STATED TASK
Find the lines below that contain the string "Maas". Copy each one.

########

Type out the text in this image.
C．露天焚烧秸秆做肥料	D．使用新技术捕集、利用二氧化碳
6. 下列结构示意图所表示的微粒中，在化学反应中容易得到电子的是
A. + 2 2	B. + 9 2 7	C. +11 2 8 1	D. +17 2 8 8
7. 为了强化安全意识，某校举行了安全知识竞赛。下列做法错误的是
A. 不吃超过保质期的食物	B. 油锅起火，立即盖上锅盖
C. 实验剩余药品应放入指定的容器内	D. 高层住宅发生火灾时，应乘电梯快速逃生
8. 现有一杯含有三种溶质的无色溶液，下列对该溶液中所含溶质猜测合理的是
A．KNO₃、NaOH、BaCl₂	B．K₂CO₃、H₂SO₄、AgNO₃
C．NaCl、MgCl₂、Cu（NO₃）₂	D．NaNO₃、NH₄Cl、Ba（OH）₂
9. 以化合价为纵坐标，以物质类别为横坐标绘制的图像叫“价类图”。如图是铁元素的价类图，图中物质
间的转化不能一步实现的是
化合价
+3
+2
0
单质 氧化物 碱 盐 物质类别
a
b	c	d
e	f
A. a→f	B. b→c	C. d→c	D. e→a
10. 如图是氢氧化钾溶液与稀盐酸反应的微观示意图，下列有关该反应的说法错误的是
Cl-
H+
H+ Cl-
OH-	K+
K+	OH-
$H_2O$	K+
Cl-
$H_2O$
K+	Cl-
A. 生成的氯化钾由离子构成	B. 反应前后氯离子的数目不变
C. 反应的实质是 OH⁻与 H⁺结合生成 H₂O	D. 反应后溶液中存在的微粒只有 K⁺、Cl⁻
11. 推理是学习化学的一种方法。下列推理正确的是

########

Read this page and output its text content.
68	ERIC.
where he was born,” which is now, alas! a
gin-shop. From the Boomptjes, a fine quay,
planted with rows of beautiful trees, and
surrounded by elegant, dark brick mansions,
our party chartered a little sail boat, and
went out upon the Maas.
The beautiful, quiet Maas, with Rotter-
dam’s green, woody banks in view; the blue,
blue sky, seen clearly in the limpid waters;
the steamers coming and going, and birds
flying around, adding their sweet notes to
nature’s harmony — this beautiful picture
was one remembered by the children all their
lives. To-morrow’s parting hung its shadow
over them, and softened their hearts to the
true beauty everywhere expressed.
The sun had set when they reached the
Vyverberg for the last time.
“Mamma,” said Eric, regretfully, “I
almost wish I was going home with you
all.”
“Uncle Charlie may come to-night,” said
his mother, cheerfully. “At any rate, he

########

CORRECT OUTPUT
went out upon the Maas.
The beautiful, quiet Maas, with Rotter-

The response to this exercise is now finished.